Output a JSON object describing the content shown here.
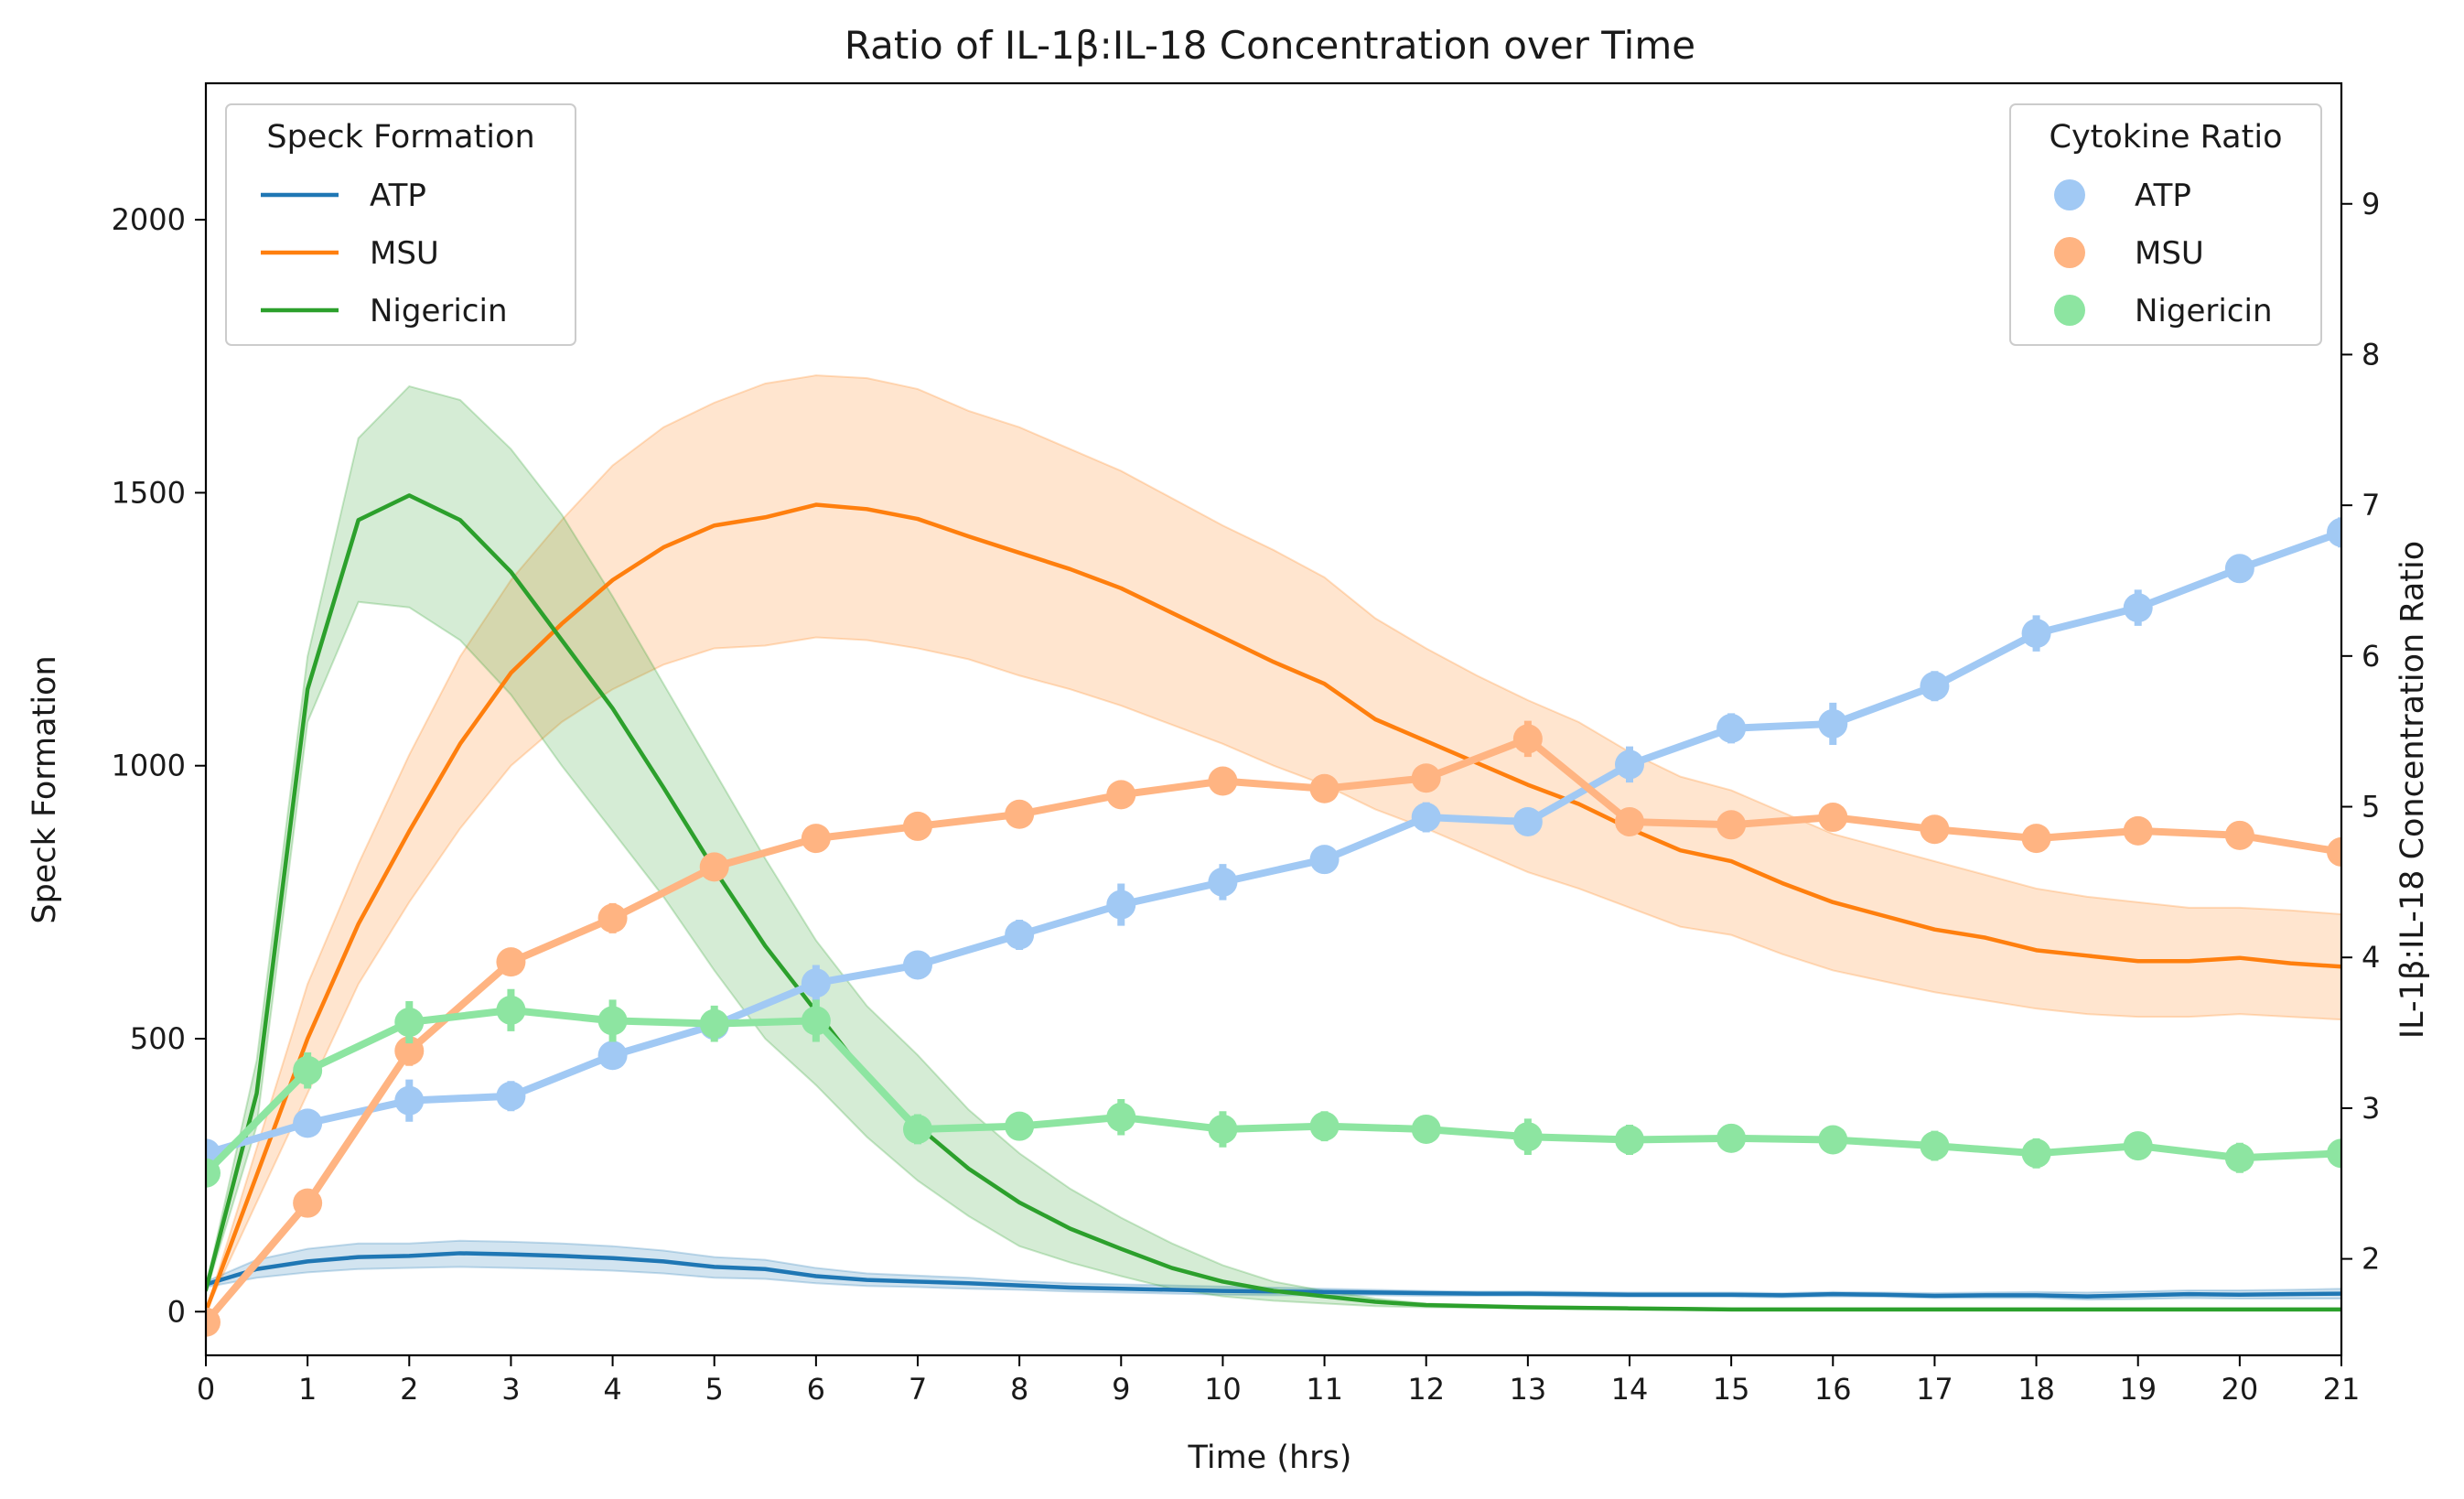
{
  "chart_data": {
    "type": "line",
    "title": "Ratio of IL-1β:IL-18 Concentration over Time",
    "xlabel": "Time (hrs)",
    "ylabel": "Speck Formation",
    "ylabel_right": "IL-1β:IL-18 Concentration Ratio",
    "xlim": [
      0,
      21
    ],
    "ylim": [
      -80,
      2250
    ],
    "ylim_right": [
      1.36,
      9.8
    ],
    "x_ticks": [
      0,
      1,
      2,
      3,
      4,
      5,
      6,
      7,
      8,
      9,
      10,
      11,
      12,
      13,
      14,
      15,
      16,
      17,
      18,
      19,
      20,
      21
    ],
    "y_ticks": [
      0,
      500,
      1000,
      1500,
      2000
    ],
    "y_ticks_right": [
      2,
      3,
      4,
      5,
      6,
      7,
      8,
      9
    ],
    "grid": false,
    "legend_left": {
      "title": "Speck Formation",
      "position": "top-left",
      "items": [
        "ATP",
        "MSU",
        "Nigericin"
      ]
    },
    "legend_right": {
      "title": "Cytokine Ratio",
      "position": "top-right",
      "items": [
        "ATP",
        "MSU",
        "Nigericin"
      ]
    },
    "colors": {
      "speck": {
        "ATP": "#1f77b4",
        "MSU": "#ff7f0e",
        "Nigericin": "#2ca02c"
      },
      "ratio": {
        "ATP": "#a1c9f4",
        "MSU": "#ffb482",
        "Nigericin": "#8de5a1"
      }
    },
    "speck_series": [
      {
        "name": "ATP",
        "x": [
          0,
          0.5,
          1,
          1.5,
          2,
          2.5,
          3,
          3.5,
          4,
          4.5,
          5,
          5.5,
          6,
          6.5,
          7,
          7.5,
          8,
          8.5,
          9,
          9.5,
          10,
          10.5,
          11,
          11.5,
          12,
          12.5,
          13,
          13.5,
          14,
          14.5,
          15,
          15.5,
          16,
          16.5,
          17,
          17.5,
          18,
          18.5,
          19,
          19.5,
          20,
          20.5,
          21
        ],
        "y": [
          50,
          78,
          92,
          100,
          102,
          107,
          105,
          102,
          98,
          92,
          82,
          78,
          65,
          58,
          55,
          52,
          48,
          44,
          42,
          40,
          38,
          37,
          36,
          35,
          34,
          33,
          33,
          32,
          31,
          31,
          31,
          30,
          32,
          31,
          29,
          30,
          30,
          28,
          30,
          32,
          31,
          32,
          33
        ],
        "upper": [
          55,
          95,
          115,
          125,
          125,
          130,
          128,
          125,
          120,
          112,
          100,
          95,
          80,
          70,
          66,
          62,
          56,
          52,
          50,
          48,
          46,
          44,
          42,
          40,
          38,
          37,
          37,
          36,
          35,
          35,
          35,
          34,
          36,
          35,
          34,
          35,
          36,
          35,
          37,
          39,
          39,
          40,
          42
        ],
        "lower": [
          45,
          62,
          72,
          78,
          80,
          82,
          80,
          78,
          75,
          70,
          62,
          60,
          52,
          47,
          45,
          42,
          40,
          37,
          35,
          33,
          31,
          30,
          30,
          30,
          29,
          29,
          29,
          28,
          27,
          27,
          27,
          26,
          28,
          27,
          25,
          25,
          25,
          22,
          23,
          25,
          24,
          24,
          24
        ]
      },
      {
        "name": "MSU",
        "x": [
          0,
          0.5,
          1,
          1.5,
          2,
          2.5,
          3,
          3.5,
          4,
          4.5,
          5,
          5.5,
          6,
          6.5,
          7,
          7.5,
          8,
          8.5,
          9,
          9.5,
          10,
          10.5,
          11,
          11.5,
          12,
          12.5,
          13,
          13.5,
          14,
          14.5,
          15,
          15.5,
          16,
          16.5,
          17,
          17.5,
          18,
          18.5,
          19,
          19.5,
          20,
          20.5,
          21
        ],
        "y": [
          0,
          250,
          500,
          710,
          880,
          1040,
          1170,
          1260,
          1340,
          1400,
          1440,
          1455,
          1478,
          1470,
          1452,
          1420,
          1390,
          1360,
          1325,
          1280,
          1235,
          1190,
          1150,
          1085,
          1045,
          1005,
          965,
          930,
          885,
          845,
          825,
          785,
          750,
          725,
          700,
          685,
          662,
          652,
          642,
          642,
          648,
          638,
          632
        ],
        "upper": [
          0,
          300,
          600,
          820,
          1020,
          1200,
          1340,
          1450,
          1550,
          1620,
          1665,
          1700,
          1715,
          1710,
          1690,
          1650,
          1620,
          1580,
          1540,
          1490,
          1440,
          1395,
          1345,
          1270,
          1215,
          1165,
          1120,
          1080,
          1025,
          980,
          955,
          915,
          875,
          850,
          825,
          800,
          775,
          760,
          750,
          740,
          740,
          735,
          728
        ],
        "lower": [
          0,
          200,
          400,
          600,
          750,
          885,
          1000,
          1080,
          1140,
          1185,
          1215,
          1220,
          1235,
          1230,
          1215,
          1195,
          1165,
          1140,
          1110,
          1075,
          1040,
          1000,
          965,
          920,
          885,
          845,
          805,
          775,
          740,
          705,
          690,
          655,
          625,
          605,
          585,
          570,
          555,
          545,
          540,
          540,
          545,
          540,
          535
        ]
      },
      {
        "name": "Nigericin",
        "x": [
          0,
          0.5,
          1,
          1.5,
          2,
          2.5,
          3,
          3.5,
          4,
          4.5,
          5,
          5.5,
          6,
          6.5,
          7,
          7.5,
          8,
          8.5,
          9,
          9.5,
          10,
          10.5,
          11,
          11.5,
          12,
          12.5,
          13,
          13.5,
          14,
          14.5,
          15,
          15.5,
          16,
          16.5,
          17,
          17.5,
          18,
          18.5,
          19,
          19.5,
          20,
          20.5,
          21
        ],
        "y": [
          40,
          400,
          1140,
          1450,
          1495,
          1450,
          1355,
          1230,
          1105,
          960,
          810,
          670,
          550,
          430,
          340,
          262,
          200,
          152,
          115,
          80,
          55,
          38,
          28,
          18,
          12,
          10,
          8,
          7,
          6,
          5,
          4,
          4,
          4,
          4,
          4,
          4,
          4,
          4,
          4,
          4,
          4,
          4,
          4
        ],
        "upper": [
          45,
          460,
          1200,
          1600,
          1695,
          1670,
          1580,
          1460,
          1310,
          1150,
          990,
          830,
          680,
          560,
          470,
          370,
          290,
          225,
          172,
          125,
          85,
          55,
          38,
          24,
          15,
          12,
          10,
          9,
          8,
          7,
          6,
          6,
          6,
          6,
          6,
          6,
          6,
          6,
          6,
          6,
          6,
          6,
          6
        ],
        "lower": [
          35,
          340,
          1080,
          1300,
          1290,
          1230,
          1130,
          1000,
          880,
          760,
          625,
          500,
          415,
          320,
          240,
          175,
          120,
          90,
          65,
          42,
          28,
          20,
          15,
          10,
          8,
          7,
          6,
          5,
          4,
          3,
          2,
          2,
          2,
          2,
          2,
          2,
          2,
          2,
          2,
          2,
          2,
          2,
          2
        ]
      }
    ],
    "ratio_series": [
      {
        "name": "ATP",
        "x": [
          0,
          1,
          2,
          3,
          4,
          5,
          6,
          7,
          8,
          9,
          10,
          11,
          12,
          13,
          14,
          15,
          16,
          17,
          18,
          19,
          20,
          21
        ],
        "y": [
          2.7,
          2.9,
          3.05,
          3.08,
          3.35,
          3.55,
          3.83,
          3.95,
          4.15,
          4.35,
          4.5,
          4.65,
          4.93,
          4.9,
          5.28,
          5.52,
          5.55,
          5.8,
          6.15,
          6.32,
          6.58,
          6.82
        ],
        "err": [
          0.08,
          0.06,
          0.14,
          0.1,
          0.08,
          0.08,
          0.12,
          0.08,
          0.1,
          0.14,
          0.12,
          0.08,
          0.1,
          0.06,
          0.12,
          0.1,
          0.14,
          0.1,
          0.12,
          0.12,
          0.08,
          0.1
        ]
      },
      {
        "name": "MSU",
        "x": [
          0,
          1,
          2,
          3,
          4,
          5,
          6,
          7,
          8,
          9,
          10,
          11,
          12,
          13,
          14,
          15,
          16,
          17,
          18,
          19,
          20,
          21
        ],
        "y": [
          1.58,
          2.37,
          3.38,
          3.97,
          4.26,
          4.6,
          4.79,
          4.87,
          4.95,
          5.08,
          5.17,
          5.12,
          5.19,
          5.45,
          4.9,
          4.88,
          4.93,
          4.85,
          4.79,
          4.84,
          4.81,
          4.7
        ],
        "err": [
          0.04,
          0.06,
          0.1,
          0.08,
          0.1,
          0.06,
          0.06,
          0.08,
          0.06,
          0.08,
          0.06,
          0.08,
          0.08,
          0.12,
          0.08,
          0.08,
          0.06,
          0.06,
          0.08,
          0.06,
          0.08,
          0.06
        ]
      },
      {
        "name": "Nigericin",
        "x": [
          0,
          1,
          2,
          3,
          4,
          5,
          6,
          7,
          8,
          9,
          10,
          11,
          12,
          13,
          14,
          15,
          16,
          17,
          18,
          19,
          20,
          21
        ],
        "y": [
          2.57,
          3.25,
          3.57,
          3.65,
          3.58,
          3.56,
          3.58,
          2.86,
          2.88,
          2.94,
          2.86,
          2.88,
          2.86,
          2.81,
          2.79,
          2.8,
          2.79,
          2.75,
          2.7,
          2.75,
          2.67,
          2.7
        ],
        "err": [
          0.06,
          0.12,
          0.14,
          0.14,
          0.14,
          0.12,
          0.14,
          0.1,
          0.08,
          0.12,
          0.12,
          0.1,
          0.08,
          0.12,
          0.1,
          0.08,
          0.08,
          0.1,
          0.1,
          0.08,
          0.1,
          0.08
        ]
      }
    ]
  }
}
▬▬▬▬▬▬
-- Exercise prompt --
Go through the material line by line. Show each line that contains the string "Time".

-- Task result --
    "title": "Ratio of IL-1β:IL-18 Concentration over Time",
    "xlabel": "Time (hrs)",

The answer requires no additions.